**What needs to be done:**
Select the lines of the records containing the word "Disk" and list them.

begin Data excerpts

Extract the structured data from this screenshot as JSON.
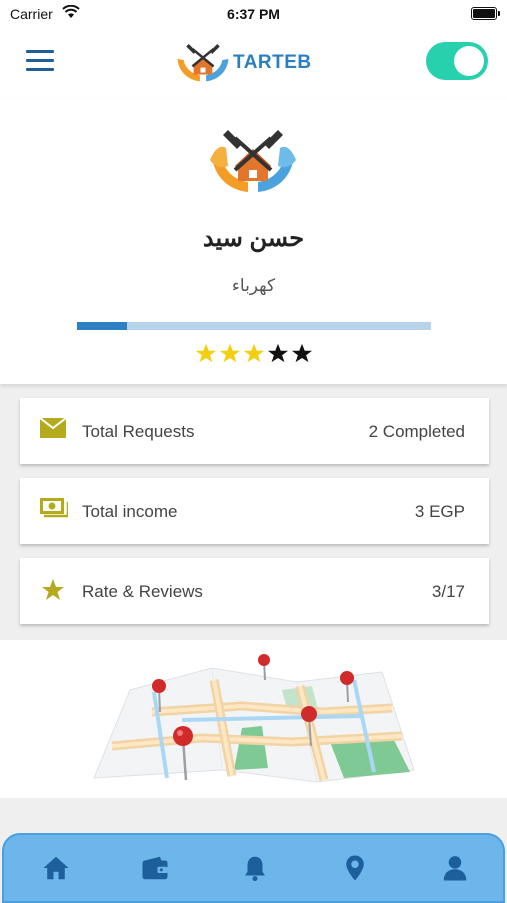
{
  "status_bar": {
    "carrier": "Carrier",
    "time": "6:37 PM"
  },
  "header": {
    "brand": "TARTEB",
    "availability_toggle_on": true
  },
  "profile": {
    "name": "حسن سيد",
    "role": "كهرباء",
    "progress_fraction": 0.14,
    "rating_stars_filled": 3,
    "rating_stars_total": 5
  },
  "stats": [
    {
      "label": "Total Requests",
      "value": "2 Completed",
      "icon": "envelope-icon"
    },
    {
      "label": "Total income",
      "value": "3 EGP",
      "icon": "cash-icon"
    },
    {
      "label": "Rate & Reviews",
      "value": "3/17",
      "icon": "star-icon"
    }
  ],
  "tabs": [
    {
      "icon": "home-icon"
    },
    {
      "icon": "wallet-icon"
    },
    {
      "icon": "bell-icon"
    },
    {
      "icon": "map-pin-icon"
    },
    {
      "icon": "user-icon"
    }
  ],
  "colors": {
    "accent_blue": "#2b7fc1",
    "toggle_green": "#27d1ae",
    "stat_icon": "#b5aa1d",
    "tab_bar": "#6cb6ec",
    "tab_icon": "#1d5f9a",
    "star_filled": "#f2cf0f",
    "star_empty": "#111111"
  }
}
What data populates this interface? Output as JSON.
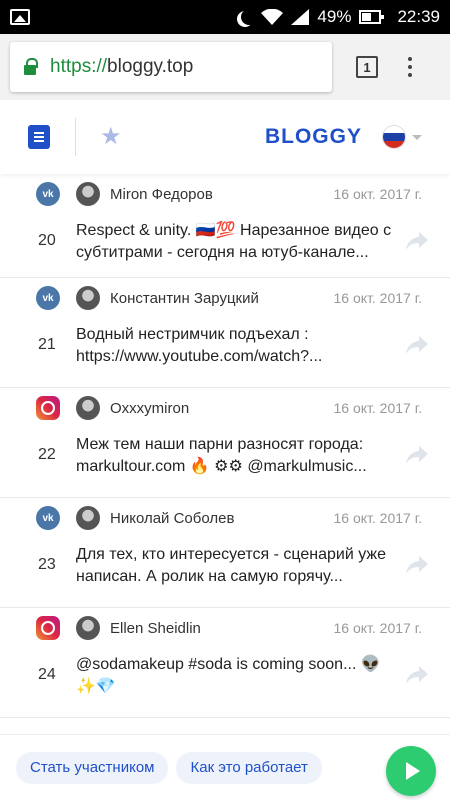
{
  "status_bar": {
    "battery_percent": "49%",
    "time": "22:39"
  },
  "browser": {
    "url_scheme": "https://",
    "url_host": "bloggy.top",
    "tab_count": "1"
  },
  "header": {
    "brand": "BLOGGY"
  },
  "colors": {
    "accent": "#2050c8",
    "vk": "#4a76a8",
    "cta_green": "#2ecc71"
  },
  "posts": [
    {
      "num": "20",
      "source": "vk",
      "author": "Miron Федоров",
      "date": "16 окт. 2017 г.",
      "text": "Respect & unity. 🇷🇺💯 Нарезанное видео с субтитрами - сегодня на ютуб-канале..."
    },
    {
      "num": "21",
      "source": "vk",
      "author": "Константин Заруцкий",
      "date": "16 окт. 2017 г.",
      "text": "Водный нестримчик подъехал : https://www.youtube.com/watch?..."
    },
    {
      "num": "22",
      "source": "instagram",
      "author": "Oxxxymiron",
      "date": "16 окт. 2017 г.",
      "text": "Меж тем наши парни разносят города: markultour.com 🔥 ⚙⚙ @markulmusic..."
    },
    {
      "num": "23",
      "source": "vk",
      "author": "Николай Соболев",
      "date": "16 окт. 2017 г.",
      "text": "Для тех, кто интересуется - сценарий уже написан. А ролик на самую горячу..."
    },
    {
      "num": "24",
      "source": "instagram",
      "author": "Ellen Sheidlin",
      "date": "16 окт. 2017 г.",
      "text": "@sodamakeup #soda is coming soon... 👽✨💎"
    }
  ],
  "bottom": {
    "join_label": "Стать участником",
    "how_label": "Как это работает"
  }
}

end Data excerpts
begin Data excerpts

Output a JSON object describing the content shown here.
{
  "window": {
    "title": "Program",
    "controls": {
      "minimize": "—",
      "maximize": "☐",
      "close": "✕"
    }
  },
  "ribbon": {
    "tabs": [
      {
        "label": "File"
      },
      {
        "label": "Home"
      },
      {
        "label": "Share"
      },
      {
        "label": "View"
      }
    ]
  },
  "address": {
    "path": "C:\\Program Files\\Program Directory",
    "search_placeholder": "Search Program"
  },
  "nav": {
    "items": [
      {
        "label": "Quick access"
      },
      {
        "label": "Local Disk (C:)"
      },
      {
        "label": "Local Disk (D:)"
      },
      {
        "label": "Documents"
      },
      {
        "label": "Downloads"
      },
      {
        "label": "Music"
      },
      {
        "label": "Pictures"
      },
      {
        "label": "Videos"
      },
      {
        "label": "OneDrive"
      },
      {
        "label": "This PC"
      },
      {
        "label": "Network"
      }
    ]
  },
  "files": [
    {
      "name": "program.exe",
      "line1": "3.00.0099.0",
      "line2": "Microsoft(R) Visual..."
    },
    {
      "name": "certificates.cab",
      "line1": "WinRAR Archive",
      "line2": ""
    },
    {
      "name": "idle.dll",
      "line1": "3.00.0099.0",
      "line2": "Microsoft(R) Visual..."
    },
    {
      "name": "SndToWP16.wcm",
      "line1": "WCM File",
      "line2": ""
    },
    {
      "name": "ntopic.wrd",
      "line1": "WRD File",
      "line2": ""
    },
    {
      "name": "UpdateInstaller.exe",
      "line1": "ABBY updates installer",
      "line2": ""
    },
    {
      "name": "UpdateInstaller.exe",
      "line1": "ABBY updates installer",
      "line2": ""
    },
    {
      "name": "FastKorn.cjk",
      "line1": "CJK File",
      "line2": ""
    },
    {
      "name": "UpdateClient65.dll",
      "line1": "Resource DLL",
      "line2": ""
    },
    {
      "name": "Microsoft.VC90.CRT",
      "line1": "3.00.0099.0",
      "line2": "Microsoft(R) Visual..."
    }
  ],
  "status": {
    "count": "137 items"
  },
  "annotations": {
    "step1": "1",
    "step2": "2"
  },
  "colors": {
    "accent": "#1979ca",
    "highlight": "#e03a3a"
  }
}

end Data excerpts

**Response to the task:**
        "label": "Local Disk (C:)"
        "label": "Local Disk (D:)"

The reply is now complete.